> _Record extracts_:
==================================================

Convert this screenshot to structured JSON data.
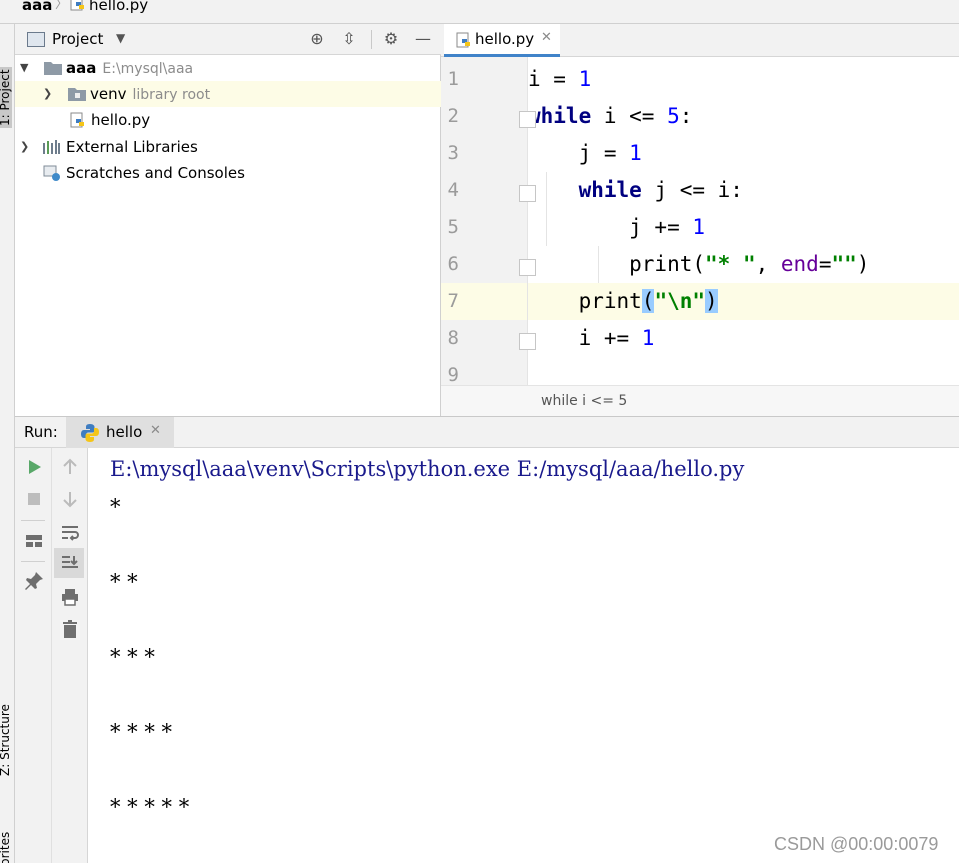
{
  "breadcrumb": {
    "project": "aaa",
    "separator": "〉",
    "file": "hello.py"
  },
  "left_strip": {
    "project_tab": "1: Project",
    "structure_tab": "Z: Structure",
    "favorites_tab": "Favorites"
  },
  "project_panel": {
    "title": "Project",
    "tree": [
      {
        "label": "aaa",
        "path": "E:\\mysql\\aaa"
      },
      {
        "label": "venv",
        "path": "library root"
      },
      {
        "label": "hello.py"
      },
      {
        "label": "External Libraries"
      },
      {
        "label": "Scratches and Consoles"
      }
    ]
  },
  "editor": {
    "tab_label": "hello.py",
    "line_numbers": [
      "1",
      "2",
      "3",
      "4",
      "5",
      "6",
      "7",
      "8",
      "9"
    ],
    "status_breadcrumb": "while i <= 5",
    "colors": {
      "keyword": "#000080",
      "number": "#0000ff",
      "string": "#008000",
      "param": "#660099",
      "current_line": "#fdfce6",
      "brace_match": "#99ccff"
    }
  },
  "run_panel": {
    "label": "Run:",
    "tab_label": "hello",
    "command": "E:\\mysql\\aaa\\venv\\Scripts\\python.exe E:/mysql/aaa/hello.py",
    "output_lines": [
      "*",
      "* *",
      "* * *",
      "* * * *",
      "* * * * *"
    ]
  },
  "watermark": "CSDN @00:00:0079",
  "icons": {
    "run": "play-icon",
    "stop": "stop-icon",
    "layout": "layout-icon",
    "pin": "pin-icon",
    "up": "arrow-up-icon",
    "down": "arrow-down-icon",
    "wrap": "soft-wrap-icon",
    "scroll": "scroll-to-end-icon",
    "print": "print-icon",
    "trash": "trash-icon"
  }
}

==================================================

> _Task statement_:
Copy out each line in the listing that has the word "venv".

> _Exercise solution_:
        "label": "venv",
    "command": "E:\\mysql\\aaa\\venv\\Scripts\\python.exe E:/mysql/aaa/hello.py",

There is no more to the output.